-- Materials provided --
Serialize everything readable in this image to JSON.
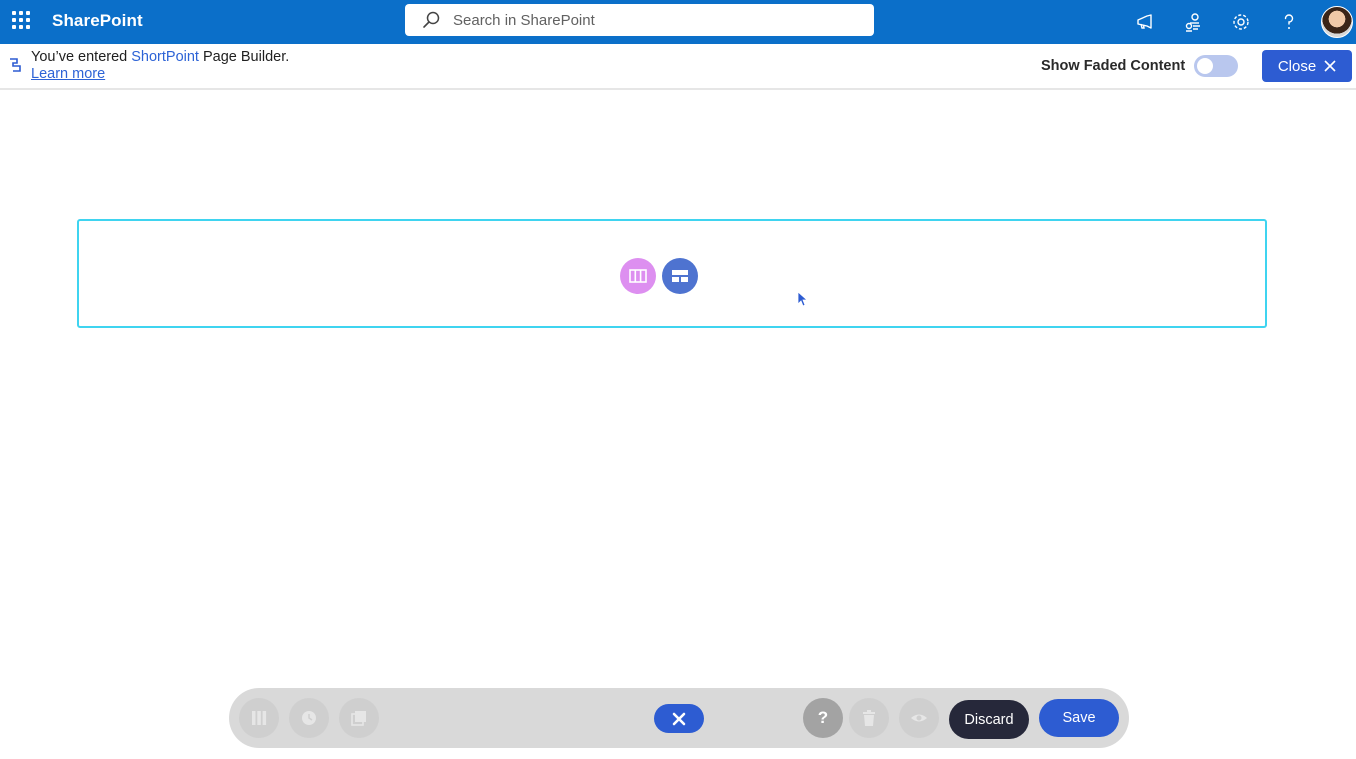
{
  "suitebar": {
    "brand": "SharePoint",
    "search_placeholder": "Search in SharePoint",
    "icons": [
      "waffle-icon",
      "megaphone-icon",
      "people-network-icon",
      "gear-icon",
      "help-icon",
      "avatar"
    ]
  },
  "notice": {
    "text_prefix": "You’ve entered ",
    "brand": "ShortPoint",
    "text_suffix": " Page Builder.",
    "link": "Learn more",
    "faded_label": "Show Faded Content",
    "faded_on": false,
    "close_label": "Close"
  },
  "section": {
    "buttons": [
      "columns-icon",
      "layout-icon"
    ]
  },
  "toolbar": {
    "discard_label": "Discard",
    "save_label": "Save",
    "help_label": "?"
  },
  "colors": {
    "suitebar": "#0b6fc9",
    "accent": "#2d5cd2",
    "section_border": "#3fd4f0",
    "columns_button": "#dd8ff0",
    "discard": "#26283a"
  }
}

-- Problem to work on --
Output all of the data exactly as it stands, minus any images.

-- Exercise solution --
Serialize everything readable in this image to JSON.
{
  "suitebar": {
    "brand": "SharePoint",
    "search_placeholder": "Search in SharePoint",
    "icons": [
      "waffle-icon",
      "megaphone-icon",
      "people-network-icon",
      "gear-icon",
      "help-icon",
      "avatar"
    ]
  },
  "notice": {
    "text_prefix": "You’ve entered ",
    "brand": "ShortPoint",
    "text_suffix": " Page Builder.",
    "link": "Learn more",
    "faded_label": "Show Faded Content",
    "faded_on": false,
    "close_label": "Close"
  },
  "section": {
    "buttons": [
      "columns-icon",
      "layout-icon"
    ]
  },
  "toolbar": {
    "discard_label": "Discard",
    "save_label": "Save",
    "help_label": "?"
  },
  "colors": {
    "suitebar": "#0b6fc9",
    "accent": "#2d5cd2",
    "section_border": "#3fd4f0",
    "columns_button": "#dd8ff0",
    "discard": "#26283a"
  }
}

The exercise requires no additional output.